***** DATA PROVIDED

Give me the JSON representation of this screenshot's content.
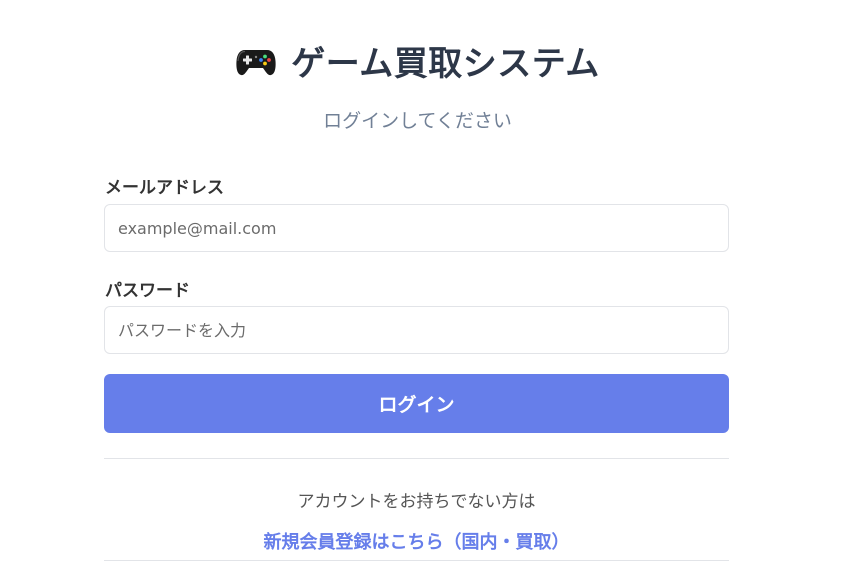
{
  "header": {
    "icon": "game-controller-icon",
    "title": "ゲーム買取システム",
    "subtitle": "ログインしてください"
  },
  "form": {
    "email_label": "メールアドレス",
    "email_placeholder": "example@mail.com",
    "email_value": "",
    "password_label": "パスワード",
    "password_placeholder": "パスワードを入力",
    "password_value": "",
    "login_label": "ログイン"
  },
  "footer": {
    "no_account_text": "アカウントをお持ちでない方は",
    "register_link": "新規会員登録はこちら（国内・買取）"
  },
  "colors": {
    "accent": "#667eea",
    "title": "#2d3748",
    "subtitle": "#718096",
    "border": "#e2e4e8"
  }
}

**********

[EXERCISE PROMPT]
Give an exact copy of the material, leaving out every picture.

[RESULT OF THIS TASK]
Give me the JSON representation of this screenshot's content.
{
  "header": {
    "icon": "game-controller-icon",
    "title": "ゲーム買取システム",
    "subtitle": "ログインしてください"
  },
  "form": {
    "email_label": "メールアドレス",
    "email_placeholder": "example@mail.com",
    "email_value": "",
    "password_label": "パスワード",
    "password_placeholder": "パスワードを入力",
    "password_value": "",
    "login_label": "ログイン"
  },
  "footer": {
    "no_account_text": "アカウントをお持ちでない方は",
    "register_link": "新規会員登録はこちら（国内・買取）"
  },
  "colors": {
    "accent": "#667eea",
    "title": "#2d3748",
    "subtitle": "#718096",
    "border": "#e2e4e8"
  }
}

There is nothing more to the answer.